• [GIVEN PROBLEM]: Pick out each line of the records that includes the string "JSON", and copy it.

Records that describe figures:

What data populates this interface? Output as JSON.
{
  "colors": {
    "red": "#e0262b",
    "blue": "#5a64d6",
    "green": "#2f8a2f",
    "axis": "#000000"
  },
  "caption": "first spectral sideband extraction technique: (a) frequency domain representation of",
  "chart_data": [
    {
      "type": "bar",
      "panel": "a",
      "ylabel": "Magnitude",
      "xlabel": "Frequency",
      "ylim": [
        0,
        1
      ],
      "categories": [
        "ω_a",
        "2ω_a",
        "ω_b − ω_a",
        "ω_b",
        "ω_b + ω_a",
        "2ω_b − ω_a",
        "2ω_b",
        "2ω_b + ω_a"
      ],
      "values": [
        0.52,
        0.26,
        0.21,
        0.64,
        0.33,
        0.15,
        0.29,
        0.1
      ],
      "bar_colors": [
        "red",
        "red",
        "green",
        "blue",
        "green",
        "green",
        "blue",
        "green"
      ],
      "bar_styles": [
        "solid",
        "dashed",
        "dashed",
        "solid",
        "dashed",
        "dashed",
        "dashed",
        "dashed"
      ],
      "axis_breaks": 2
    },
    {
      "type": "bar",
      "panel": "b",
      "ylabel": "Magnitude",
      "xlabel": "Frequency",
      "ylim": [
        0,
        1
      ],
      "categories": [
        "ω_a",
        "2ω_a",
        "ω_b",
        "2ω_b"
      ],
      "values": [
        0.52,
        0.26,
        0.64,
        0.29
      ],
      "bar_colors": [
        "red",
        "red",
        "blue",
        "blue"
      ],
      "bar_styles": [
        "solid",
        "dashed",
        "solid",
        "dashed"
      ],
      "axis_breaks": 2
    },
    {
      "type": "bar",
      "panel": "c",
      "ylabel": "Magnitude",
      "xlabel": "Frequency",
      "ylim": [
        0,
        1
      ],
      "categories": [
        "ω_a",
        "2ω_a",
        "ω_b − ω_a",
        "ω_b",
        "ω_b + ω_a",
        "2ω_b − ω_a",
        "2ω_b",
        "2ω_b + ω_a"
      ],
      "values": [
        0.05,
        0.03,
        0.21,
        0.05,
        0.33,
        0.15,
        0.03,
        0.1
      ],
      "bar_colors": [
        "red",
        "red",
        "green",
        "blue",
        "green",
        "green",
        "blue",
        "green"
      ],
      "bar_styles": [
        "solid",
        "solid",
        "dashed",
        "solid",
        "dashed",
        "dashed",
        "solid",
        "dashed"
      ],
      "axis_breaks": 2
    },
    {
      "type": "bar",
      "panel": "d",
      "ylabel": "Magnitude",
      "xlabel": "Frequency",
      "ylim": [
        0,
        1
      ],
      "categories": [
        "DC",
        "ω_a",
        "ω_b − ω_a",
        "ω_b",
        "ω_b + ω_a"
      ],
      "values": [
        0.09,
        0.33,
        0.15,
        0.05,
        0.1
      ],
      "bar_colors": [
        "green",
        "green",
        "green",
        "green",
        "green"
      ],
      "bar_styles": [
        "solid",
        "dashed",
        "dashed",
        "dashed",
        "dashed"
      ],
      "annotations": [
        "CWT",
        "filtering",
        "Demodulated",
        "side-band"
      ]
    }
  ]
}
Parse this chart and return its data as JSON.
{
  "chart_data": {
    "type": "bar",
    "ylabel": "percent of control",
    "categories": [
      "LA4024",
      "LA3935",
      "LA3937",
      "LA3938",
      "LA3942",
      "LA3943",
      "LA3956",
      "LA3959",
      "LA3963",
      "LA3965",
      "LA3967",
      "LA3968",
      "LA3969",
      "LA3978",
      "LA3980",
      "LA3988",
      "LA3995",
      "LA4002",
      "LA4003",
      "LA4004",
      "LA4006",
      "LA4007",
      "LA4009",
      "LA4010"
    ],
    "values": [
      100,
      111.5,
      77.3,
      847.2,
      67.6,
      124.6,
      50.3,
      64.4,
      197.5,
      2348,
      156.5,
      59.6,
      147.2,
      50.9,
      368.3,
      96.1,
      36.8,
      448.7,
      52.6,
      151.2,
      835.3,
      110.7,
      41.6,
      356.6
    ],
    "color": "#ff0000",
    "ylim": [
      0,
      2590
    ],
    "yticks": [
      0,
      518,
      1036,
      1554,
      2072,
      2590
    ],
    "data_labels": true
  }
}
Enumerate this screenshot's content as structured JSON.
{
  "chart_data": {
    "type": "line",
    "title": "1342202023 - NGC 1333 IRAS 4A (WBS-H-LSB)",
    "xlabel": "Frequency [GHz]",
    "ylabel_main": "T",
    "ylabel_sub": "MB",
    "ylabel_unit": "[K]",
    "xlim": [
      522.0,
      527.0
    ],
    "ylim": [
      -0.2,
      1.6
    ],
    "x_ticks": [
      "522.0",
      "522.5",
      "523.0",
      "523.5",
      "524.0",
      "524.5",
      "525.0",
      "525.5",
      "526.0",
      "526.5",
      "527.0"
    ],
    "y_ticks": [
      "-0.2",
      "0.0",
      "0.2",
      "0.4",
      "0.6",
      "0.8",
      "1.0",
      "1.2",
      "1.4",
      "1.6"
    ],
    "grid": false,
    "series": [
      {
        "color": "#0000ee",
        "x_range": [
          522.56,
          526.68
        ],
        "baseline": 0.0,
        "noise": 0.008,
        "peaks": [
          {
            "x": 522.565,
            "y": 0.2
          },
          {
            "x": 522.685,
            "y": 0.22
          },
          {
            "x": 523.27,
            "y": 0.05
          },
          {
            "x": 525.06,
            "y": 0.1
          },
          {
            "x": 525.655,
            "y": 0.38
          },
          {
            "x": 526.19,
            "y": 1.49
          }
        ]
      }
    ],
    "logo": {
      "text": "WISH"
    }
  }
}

• [TASK RESULT]:
What data populates this interface? Output as JSON.
Parse this chart and return its data as JSON.
Enumerate this screenshot's content as structured JSON.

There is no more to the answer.